### WHAT YOU WILL DO
Repeat, exactly and completely, the entries shown underneath.

### DATA TO USE
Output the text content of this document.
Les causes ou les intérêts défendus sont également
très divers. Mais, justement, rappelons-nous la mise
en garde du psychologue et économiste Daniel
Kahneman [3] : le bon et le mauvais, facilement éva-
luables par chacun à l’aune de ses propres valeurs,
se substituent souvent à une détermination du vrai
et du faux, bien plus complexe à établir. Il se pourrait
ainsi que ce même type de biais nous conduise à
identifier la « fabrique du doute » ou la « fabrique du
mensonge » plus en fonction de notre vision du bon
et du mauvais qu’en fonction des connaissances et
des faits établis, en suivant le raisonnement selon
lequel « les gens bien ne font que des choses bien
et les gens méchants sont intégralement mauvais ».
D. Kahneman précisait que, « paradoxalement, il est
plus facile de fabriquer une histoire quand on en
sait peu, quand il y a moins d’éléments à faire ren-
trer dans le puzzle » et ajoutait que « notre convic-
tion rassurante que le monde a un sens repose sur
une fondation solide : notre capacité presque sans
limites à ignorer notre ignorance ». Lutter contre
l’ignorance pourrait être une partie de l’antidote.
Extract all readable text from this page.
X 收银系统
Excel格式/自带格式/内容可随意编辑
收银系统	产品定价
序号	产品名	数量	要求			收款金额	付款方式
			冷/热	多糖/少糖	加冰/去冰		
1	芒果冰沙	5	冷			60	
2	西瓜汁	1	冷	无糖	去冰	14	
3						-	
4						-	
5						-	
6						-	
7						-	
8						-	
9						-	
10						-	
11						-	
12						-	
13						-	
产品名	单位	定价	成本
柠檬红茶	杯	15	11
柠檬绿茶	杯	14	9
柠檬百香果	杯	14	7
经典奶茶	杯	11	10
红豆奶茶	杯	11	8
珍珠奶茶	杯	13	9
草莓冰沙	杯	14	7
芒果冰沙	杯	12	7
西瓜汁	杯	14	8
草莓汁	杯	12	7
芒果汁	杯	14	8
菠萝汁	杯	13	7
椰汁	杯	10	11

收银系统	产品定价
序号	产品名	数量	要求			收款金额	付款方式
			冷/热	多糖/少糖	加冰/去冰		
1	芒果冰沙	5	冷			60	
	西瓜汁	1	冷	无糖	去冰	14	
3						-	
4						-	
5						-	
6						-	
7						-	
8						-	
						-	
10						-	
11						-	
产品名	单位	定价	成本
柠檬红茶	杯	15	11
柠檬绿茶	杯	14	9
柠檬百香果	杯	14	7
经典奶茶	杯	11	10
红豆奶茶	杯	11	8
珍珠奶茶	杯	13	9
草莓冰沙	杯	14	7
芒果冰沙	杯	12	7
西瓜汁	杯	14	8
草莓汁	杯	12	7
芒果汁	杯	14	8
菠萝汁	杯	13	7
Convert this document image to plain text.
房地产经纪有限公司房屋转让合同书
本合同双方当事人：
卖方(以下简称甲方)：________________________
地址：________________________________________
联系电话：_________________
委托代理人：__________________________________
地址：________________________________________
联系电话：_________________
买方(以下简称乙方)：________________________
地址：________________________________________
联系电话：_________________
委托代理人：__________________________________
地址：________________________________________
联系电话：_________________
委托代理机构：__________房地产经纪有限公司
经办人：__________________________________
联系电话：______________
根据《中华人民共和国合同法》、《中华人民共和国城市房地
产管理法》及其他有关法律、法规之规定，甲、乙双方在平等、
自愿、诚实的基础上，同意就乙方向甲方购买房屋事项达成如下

### TASK SOLUTION
Output the text content of this document.
Les causes ou les intérêts défendus sont également
très divers. Mais, justement, rappelons-nous la mise
en garde du psychologue et économiste Daniel
Kahneman [3] : le bon et le mauvais, facilement éva-
luables par chacun à l’aune de ses propres valeurs,
se substituent souvent à une détermination du vrai
et du faux, bien plus complexe à établir. Il se pourrait
ainsi que ce même type de biais nous conduise à
identifier la « fabrique du doute » ou la « fabrique du
mensonge » plus en fonction de notre vision du bon
et du mauvais qu’en fonction des connaissances et
des faits établis, en suivant le raisonnement selon
lequel « les gens bien ne font que des choses bien
et les gens méchants sont intégralement mauvais ».
D. Kahneman précisait que, « paradoxalement, il est
plus facile de fabriquer une histoire quand on en
sait peu, quand il y a moins d’éléments à faire ren-
trer dans le puzzle » et ajoutait que « notre convic-
tion rassurante que le monde a un sens repose sur
une fondation solide : notre capacité presque sans
limites à ignorer notre ignorance ». Lutter contre
l’ignorance pourrait être une partie de l’antidote.
Extract all readable text from this page.
X 收银系统
Excel格式/自带格式/内容可随意编辑
收银系统	产品定价
序号	产品名	数量	要求			收款金额	付款方式
			冷/热	多糖/少糖	加冰/去冰		
1	芒果冰沙	5	冷			60	
2	西瓜汁	1	冷	无糖	去冰	14	
3						-	
4						-	
5						-	
6						-	
7						-	
8						-	
9						-	
10						-	
11						-	
12						-	
13						-	
产品名	单位	定价	成本
柠檬红茶	杯	15	11
柠檬绿茶	杯	14	9
柠檬百香果	杯	14	7
经典奶茶	杯	11	10
红豆奶茶	杯	11	8
珍珠奶茶	杯	13	9
草莓冰沙	杯	14	7
芒果冰沙	杯	12	7
西瓜汁	杯	14	8
草莓汁	杯	12	7
芒果汁	杯	14	8
菠萝汁	杯	13	7
椰汁	杯	10	11

收银系统	产品定价
序号	产品名	数量	要求			收款金额	付款方式
			冷/热	多糖/少糖	加冰/去冰		
1	芒果冰沙	5	冷			60	
	西瓜汁	1	冷	无糖	去冰	14	
3						-	
4						-	
5						-	
6						-	
7						-	
8						-	
						-	
10						-	
11						-	
产品名	单位	定价	成本
柠檬红茶	杯	15	11
柠檬绿茶	杯	14	9
柠檬百香果	杯	14	7
经典奶茶	杯	11	10
红豆奶茶	杯	11	8
珍珠奶茶	杯	13	9
草莓冰沙	杯	14	7
芒果冰沙	杯	12	7
西瓜汁	杯	14	8
草莓汁	杯	12	7
芒果汁	杯	14	8
菠萝汁	杯	13	7
Convert this document image to plain text.
房地产经纪有限公司房屋转让合同书
本合同双方当事人：
卖方(以下简称甲方)：________________________
地址：________________________________________
联系电话：_________________
委托代理人：__________________________________
地址：________________________________________
联系电话：_________________
买方(以下简称乙方)：________________________
地址：________________________________________
联系电话：_________________
委托代理人：__________________________________
地址：________________________________________
联系电话：_________________
委托代理机构：__________房地产经纪有限公司
经办人：__________________________________
联系电话：______________
根据《中华人民共和国合同法》、《中华人民共和国城市房地
产管理法》及其他有关法律、法规之规定，甲、乙双方在平等、
自愿、诚实的基础上，同意就乙方向甲方购买房屋事项达成如下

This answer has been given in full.